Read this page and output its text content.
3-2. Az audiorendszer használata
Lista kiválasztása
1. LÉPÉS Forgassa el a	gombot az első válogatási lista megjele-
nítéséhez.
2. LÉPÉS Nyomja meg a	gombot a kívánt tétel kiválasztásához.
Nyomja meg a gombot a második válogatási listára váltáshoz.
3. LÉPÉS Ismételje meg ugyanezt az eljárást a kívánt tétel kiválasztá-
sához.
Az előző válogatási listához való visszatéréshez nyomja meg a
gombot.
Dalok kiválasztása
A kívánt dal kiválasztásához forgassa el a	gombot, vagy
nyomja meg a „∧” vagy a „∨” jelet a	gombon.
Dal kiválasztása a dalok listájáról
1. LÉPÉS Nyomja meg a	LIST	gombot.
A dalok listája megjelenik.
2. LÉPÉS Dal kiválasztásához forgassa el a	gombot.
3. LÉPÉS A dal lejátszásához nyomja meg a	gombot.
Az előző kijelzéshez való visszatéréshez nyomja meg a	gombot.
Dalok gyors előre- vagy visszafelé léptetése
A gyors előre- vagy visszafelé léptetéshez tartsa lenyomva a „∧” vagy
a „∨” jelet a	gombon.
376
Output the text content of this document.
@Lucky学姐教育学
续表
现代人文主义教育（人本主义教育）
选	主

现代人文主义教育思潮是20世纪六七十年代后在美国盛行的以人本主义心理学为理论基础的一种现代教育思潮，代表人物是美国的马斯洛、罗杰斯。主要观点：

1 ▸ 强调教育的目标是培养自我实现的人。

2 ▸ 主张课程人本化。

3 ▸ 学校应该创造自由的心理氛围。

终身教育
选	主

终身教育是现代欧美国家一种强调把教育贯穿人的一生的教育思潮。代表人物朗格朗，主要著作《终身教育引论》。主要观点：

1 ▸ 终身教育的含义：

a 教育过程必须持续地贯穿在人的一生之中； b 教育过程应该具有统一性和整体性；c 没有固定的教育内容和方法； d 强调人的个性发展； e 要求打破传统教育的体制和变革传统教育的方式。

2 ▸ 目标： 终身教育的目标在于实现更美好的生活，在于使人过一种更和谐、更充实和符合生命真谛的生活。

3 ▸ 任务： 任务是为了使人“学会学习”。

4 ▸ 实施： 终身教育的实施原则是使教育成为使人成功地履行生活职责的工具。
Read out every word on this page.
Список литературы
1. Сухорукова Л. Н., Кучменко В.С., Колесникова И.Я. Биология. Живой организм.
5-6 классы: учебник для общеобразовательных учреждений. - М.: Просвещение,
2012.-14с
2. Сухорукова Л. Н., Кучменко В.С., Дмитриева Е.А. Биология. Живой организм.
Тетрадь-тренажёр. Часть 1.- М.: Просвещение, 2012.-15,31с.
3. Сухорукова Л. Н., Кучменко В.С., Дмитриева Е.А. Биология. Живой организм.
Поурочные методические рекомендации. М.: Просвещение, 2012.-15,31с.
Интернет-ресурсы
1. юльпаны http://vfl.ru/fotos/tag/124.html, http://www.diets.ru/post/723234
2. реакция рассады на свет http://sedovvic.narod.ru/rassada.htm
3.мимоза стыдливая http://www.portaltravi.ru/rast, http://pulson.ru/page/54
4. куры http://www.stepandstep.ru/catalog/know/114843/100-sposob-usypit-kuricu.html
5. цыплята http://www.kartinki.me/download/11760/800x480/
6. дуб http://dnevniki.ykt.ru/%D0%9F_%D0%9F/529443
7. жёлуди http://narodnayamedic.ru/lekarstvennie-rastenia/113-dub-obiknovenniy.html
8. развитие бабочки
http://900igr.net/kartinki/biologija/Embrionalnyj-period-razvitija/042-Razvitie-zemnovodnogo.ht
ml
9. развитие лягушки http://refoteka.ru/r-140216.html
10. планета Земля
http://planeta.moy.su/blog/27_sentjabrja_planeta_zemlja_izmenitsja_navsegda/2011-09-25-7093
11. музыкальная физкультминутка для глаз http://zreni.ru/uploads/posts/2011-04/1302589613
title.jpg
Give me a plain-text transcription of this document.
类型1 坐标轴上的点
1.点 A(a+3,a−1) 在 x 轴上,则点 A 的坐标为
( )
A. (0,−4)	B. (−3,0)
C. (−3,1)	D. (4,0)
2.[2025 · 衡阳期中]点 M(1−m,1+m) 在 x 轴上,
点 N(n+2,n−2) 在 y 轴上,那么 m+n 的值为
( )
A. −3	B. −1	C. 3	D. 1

#### [Problem to solve]
Transcribe the material above word for word.

#### [Written answer]
Read this page and output its text content.
3-2. Az audiorendszer használata
Lista kiválasztása
1. LÉPÉS Forgassa el a	gombot az első válogatási lista megjele-
nítéséhez.
2. LÉPÉS Nyomja meg a	gombot a kívánt tétel kiválasztásához.
Nyomja meg a gombot a második válogatási listára váltáshoz.
3. LÉPÉS Ismételje meg ugyanezt az eljárást a kívánt tétel kiválasztá-
sához.
Az előző válogatási listához való visszatéréshez nyomja meg a
gombot.
Dalok kiválasztása
A kívánt dal kiválasztásához forgassa el a	gombot, vagy
nyomja meg a „∧” vagy a „∨” jelet a	gombon.
Dal kiválasztása a dalok listájáról
1. LÉPÉS Nyomja meg a	LIST	gombot.
A dalok listája megjelenik.
2. LÉPÉS Dal kiválasztásához forgassa el a	gombot.
3. LÉPÉS A dal lejátszásához nyomja meg a	gombot.
Az előző kijelzéshez való visszatéréshez nyomja meg a	gombot.
Dalok gyors előre- vagy visszafelé léptetése
A gyors előre- vagy visszafelé léptetéshez tartsa lenyomva a „∧” vagy
a „∨” jelet a	gombon.
376
Output the text content of this document.
@Lucky学姐教育学
续表
现代人文主义教育（人本主义教育）
选	主

现代人文主义教育思潮是20世纪六七十年代后在美国盛行的以人本主义心理学为理论基础的一种现代教育思潮，代表人物是美国的马斯洛、罗杰斯。主要观点：

1 ▸ 强调教育的目标是培养自我实现的人。

2 ▸ 主张课程人本化。

3 ▸ 学校应该创造自由的心理氛围。

终身教育
选	主

终身教育是现代欧美国家一种强调把教育贯穿人的一生的教育思潮。代表人物朗格朗，主要著作《终身教育引论》。主要观点：

1 ▸ 终身教育的含义：

a 教育过程必须持续地贯穿在人的一生之中； b 教育过程应该具有统一性和整体性；c 没有固定的教育内容和方法； d 强调人的个性发展； e 要求打破传统教育的体制和变革传统教育的方式。

2 ▸ 目标： 终身教育的目标在于实现更美好的生活，在于使人过一种更和谐、更充实和符合生命真谛的生活。

3 ▸ 任务： 任务是为了使人“学会学习”。

4 ▸ 实施： 终身教育的实施原则是使教育成为使人成功地履行生活职责的工具。
Read out every word on this page.
Список литературы
1. Сухорукова Л. Н., Кучменко В.С., Колесникова И.Я. Биология. Живой организм.
5-6 классы: учебник для общеобразовательных учреждений. - М.: Просвещение,
2012.-14с
2. Сухорукова Л. Н., Кучменко В.С., Дмитриева Е.А. Биология. Живой организм.
Тетрадь-тренажёр. Часть 1.- М.: Просвещение, 2012.-15,31с.
3. Сухорукова Л. Н., Кучменко В.С., Дмитриева Е.А. Биология. Живой организм.
Поурочные методические рекомендации. М.: Просвещение, 2012.-15,31с.
Интернет-ресурсы
1. юльпаны http://vfl.ru/fotos/tag/124.html, http://www.diets.ru/post/723234
2. реакция рассады на свет http://sedovvic.narod.ru/rassada.htm
3.мимоза стыдливая http://www.portaltravi.ru/rast, http://pulson.ru/page/54
4. куры http://www.stepandstep.ru/catalog/know/114843/100-sposob-usypit-kuricu.html
5. цыплята http://www.kartinki.me/download/11760/800x480/
6. дуб http://dnevniki.ykt.ru/%D0%9F_%D0%9F/529443
7. жёлуди http://narodnayamedic.ru/lekarstvennie-rastenia/113-dub-obiknovenniy.html
8. развитие бабочки
http://900igr.net/kartinki/biologija/Embrionalnyj-period-razvitija/042-Razvitie-zemnovodnogo.ht
ml
9. развитие лягушки http://refoteka.ru/r-140216.html
10. планета Земля
http://planeta.moy.su/blog/27_sentjabrja_planeta_zemlja_izmenitsja_navsegda/2011-09-25-7093
11. музыкальная физкультминутка для глаз http://zreni.ru/uploads/posts/2011-04/1302589613
title.jpg
Give me a plain-text transcription of this document.
类型1 坐标轴上的点
1.点 A(a+3,a−1) 在 x 轴上,则点 A 的坐标为
( )
A. (0,−4)	B. (−3,0)
C. (−3,1)	D. (4,0)
2.[2025 · 衡阳期中]点 M(1−m,1+m) 在 x 轴上,
点 N(n+2,n−2) 在 y 轴上,那么 m+n 的值为
( )
A. −3	B. −1	C. 3	D. 1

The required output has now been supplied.